Short exercise: Start at the line that contains "Give me the JSON representation of this screenshot's text" in the listing below and extract every line through the last, exactly; leave pictures out.

Records to use:
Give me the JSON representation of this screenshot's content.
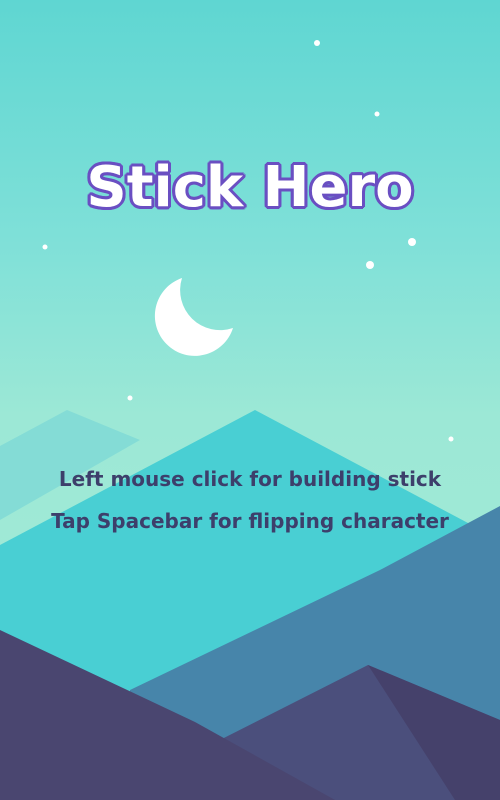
{
  "game": {
    "title": "Stick Hero",
    "instructions": [
      "Left mouse click for building stick",
      "Tap Spacebar for flipping character"
    ]
  },
  "scene": {
    "elements": [
      "moon-icon",
      "star-icon",
      "mountain-shape"
    ]
  },
  "colors": {
    "sky_top": "#5fd6d2",
    "sky_bottom": "#a6ecd6",
    "title_fill": "#ffffff",
    "title_outline": "#6a4fc2",
    "instruction_text": "#3d3f6b",
    "mountain_light": "#84dcd6",
    "mountain_teal": "#49cfd3",
    "mountain_blue": "#4785aa",
    "mountain_dark": "#4a4670"
  }
}
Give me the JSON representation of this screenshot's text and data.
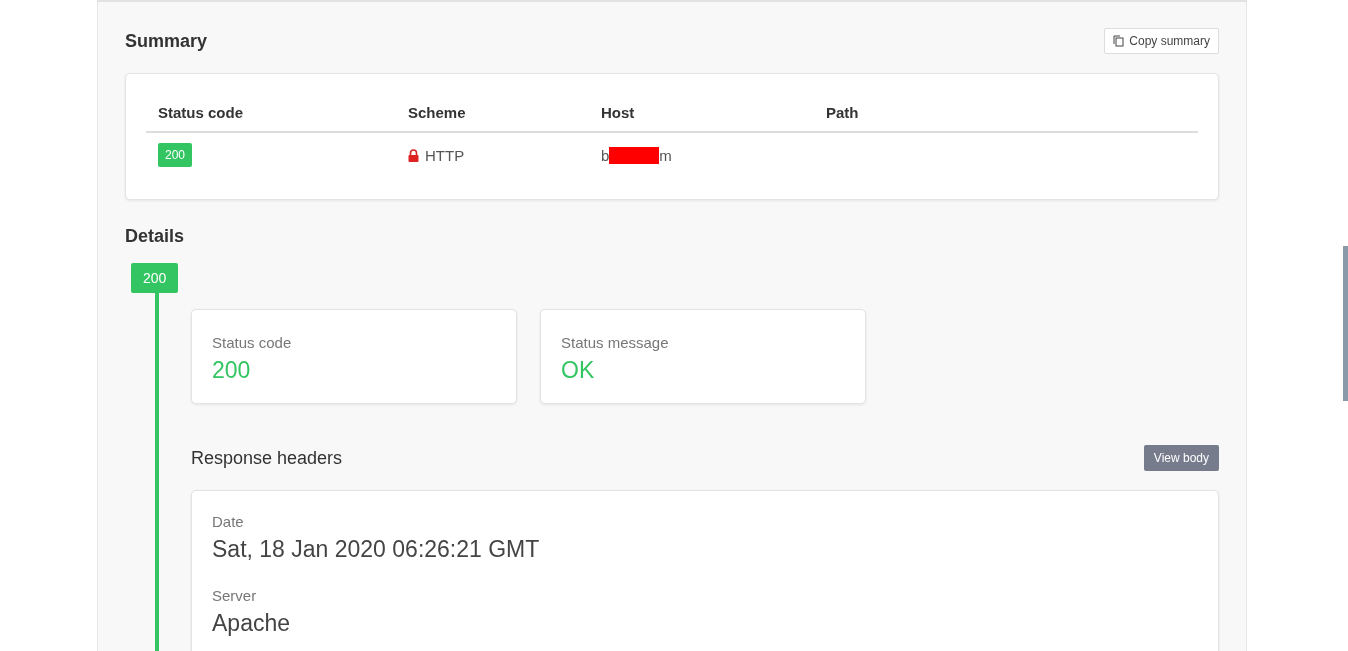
{
  "summary": {
    "title": "Summary",
    "copy_button": "Copy summary",
    "columns": [
      "Status code",
      "Scheme",
      "Host",
      "Path"
    ],
    "row": {
      "status_code": "200",
      "scheme": "HTTP",
      "scheme_secure": false,
      "host_start": "b",
      "host_redacted": true,
      "host_end": "m"
    }
  },
  "details": {
    "title": "Details",
    "step_badge": "200",
    "stats": [
      {
        "label": "Status code",
        "value": "200"
      },
      {
        "label": "Status message",
        "value": "OK"
      }
    ],
    "headers_title": "Response headers",
    "view_body_button": "View body",
    "headers": [
      {
        "name": "Date",
        "value": "Sat, 18 Jan 2020 06:26:21 GMT"
      },
      {
        "name": "Server",
        "value": "Apache"
      }
    ]
  }
}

Result below:
Give me the JSON representation of this screenshot's text and data.
{
  "summary": {
    "title": "Summary",
    "copy_button": "Copy summary",
    "columns": [
      "Status code",
      "Scheme",
      "Host",
      "Path"
    ],
    "row": {
      "status_code": "200",
      "scheme": "HTTP",
      "scheme_secure": false,
      "host_start": "b",
      "host_redacted": true,
      "host_end": "m"
    }
  },
  "details": {
    "title": "Details",
    "step_badge": "200",
    "stats": [
      {
        "label": "Status code",
        "value": "200"
      },
      {
        "label": "Status message",
        "value": "OK"
      }
    ],
    "headers_title": "Response headers",
    "view_body_button": "View body",
    "headers": [
      {
        "name": "Date",
        "value": "Sat, 18 Jan 2020 06:26:21 GMT"
      },
      {
        "name": "Server",
        "value": "Apache"
      }
    ]
  }
}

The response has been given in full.